WHAT YOU WILL DO: Extract the complete listing and repeat it word for word.

SUPPLIED RECORDS:
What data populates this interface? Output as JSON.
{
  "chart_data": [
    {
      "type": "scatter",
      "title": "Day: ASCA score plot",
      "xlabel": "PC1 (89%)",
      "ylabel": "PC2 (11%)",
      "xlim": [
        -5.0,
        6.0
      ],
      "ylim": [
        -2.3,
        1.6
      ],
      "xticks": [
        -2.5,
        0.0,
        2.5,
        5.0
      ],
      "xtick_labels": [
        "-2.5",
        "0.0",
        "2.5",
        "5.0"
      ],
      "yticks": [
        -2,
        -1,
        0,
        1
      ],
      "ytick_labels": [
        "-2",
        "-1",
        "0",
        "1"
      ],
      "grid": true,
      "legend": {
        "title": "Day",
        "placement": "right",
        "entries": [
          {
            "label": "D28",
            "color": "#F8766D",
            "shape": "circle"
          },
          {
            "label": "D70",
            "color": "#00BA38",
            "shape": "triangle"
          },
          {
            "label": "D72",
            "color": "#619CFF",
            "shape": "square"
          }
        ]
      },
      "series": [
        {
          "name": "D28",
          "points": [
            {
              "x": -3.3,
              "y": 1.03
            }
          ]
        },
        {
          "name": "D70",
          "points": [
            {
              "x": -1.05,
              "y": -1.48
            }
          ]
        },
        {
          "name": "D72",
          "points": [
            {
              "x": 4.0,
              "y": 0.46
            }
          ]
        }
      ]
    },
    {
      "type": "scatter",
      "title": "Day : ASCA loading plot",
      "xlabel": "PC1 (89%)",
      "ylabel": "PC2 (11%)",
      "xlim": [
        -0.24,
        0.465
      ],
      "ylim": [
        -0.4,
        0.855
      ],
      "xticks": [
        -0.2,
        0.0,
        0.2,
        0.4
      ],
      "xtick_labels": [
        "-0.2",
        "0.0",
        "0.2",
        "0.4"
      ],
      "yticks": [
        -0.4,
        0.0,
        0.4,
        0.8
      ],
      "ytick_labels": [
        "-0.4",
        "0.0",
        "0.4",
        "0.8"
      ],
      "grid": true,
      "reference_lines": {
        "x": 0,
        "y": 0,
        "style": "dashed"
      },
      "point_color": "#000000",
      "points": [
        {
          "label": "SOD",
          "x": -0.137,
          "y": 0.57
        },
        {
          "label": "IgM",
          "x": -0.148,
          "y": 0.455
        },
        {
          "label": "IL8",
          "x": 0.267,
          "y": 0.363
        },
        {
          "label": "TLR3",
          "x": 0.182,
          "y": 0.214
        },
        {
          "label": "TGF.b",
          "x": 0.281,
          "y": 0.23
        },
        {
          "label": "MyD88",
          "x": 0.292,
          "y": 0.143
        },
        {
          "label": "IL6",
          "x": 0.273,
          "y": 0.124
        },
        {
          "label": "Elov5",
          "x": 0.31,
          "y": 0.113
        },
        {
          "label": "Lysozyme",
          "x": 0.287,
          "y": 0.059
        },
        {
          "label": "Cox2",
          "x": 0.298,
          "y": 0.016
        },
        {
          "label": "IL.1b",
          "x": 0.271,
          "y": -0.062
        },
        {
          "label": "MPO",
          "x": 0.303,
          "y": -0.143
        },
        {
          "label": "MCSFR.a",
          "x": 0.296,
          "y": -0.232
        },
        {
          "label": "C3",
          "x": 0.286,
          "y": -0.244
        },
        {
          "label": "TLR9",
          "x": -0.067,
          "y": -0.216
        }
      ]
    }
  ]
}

FULL SOLUTION:
What data populates this interface? Output as JSON.
{
  "chart_data": [
    {
      "type": "scatter",
      "title": "Day: ASCA score plot",
      "xlabel": "PC1 (89%)",
      "ylabel": "PC2 (11%)",
      "xlim": [
        -5.0,
        6.0
      ],
      "ylim": [
        -2.3,
        1.6
      ],
      "xticks": [
        -2.5,
        0.0,
        2.5,
        5.0
      ],
      "xtick_labels": [
        "-2.5",
        "0.0",
        "2.5",
        "5.0"
      ],
      "yticks": [
        -2,
        -1,
        0,
        1
      ],
      "ytick_labels": [
        "-2",
        "-1",
        "0",
        "1"
      ],
      "grid": true,
      "legend": {
        "title": "Day",
        "placement": "right",
        "entries": [
          {
            "label": "D28",
            "color": "#F8766D",
            "shape": "circle"
          },
          {
            "label": "D70",
            "color": "#00BA38",
            "shape": "triangle"
          },
          {
            "label": "D72",
            "color": "#619CFF",
            "shape": "square"
          }
        ]
      },
      "series": [
        {
          "name": "D28",
          "points": [
            {
              "x": -3.3,
              "y": 1.03
            }
          ]
        },
        {
          "name": "D70",
          "points": [
            {
              "x": -1.05,
              "y": -1.48
            }
          ]
        },
        {
          "name": "D72",
          "points": [
            {
              "x": 4.0,
              "y": 0.46
            }
          ]
        }
      ]
    },
    {
      "type": "scatter",
      "title": "Day : ASCA loading plot",
      "xlabel": "PC1 (89%)",
      "ylabel": "PC2 (11%)",
      "xlim": [
        -0.24,
        0.465
      ],
      "ylim": [
        -0.4,
        0.855
      ],
      "xticks": [
        -0.2,
        0.0,
        0.2,
        0.4
      ],
      "xtick_labels": [
        "-0.2",
        "0.0",
        "0.2",
        "0.4"
      ],
      "yticks": [
        -0.4,
        0.0,
        0.4,
        0.8
      ],
      "ytick_labels": [
        "-0.4",
        "0.0",
        "0.4",
        "0.8"
      ],
      "grid": true,
      "reference_lines": {
        "x": 0,
        "y": 0,
        "style": "dashed"
      },
      "point_color": "#000000",
      "points": [
        {
          "label": "SOD",
          "x": -0.137,
          "y": 0.57
        },
        {
          "label": "IgM",
          "x": -0.148,
          "y": 0.455
        },
        {
          "label": "IL8",
          "x": 0.267,
          "y": 0.363
        },
        {
          "label": "TLR3",
          "x": 0.182,
          "y": 0.214
        },
        {
          "label": "TGF.b",
          "x": 0.281,
          "y": 0.23
        },
        {
          "label": "MyD88",
          "x": 0.292,
          "y": 0.143
        },
        {
          "label": "IL6",
          "x": 0.273,
          "y": 0.124
        },
        {
          "label": "Elov5",
          "x": 0.31,
          "y": 0.113
        },
        {
          "label": "Lysozyme",
          "x": 0.287,
          "y": 0.059
        },
        {
          "label": "Cox2",
          "x": 0.298,
          "y": 0.016
        },
        {
          "label": "IL.1b",
          "x": 0.271,
          "y": -0.062
        },
        {
          "label": "MPO",
          "x": 0.303,
          "y": -0.143
        },
        {
          "label": "MCSFR.a",
          "x": 0.296,
          "y": -0.232
        },
        {
          "label": "C3",
          "x": 0.286,
          "y": -0.244
        },
        {
          "label": "TLR9",
          "x": -0.067,
          "y": -0.216
        }
      ]
    }
  ]
}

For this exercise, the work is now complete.